§ **WRITTEN TASK**: All lines holding the string "icon" are to be shown.

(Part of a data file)
# # # #

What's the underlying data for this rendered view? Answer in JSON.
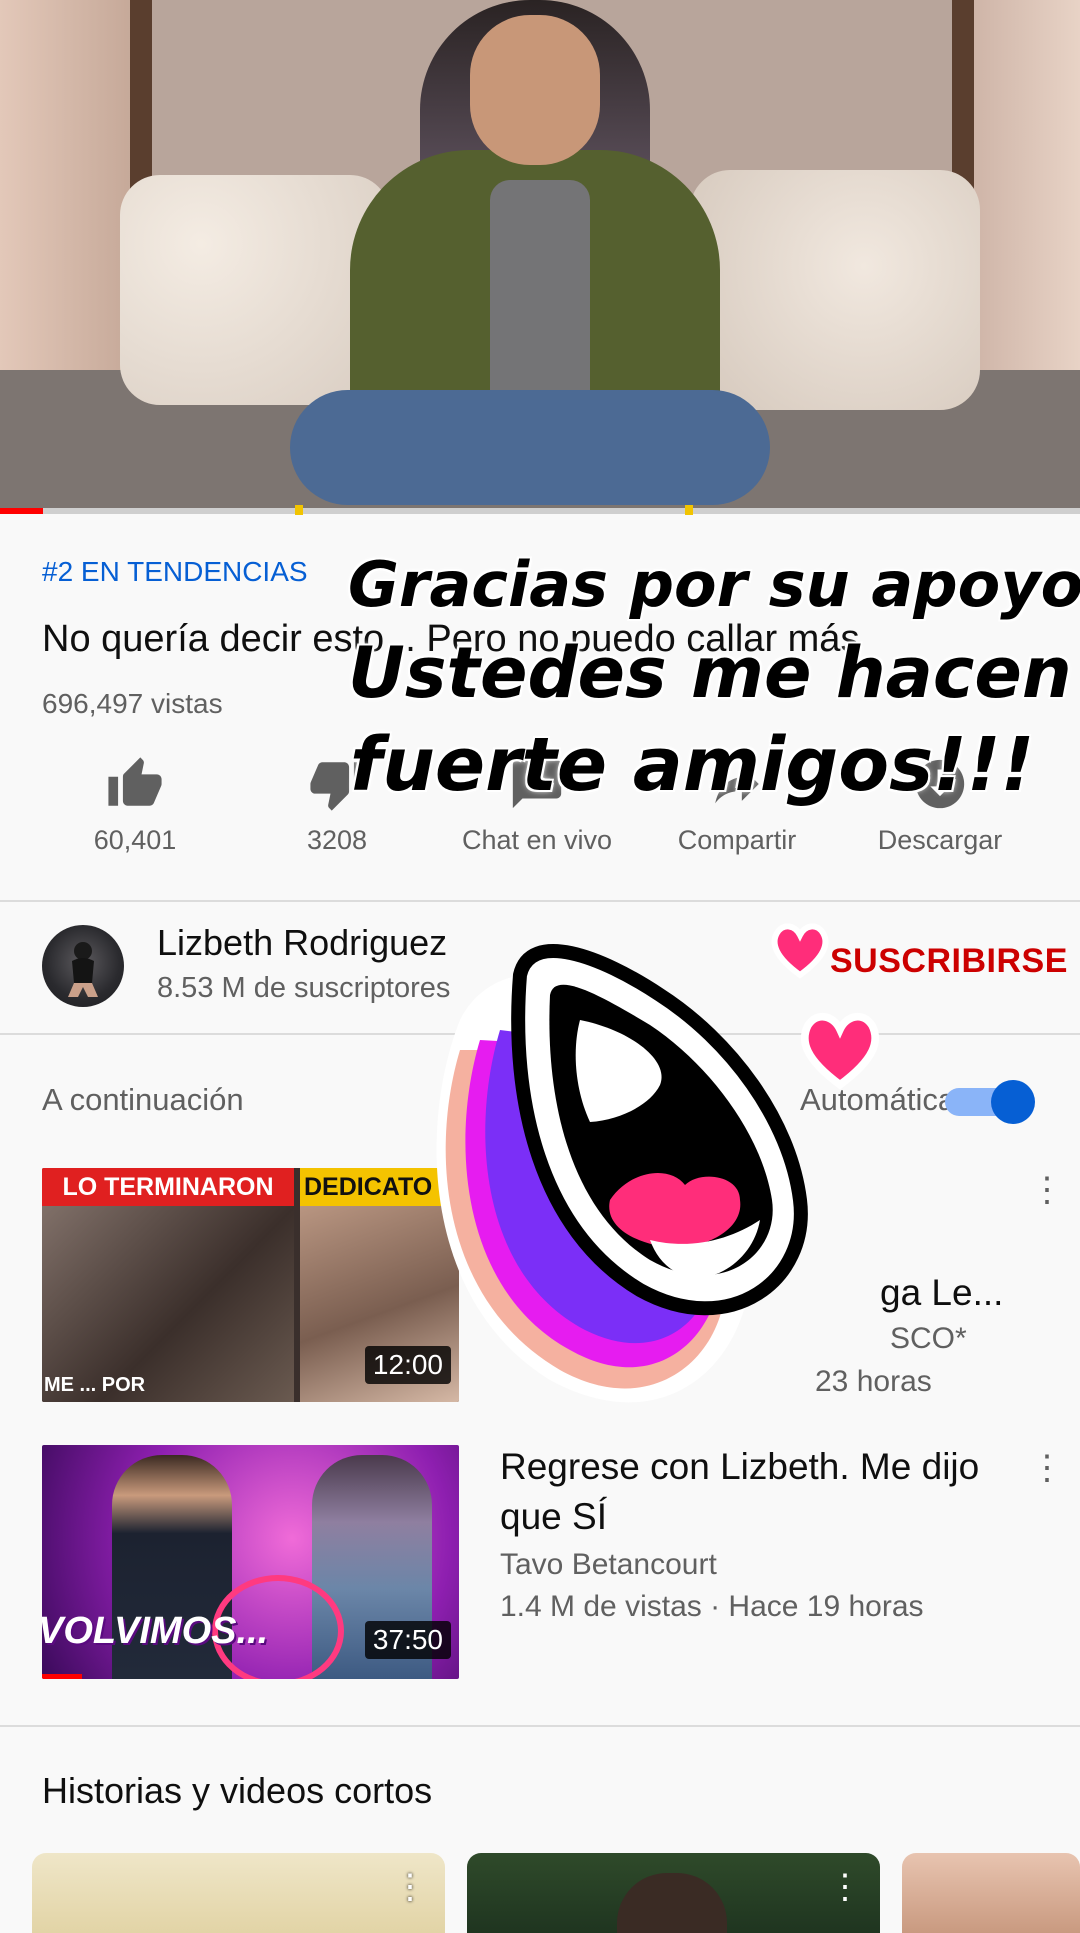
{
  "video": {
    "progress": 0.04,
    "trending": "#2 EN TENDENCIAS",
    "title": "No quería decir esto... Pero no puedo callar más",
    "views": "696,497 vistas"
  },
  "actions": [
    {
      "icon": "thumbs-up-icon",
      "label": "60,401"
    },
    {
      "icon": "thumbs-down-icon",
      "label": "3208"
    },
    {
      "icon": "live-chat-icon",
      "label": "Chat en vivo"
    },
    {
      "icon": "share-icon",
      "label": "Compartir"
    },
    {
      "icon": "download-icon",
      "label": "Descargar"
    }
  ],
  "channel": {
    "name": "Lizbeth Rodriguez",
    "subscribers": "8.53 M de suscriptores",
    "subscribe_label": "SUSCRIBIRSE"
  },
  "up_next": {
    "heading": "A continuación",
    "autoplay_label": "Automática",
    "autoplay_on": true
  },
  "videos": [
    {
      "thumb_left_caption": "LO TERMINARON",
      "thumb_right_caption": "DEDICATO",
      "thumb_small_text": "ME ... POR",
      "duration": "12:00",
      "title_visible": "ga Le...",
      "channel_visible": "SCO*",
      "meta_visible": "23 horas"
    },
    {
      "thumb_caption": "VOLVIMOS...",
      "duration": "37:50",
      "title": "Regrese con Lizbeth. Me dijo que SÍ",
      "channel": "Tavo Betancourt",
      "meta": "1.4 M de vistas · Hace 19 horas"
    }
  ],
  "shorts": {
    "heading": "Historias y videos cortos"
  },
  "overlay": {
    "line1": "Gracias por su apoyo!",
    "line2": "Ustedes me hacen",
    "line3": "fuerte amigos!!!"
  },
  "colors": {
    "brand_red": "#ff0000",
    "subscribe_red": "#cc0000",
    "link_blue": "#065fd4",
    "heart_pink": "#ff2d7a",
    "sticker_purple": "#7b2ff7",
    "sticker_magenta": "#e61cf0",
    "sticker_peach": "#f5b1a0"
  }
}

# # # #

§ **EXERCISE RESULT**:
      "icon": "thumbs-up-icon",
      "icon": "thumbs-down-icon",
      "icon": "live-chat-icon",
      "icon": "share-icon",
      "icon": "download-icon",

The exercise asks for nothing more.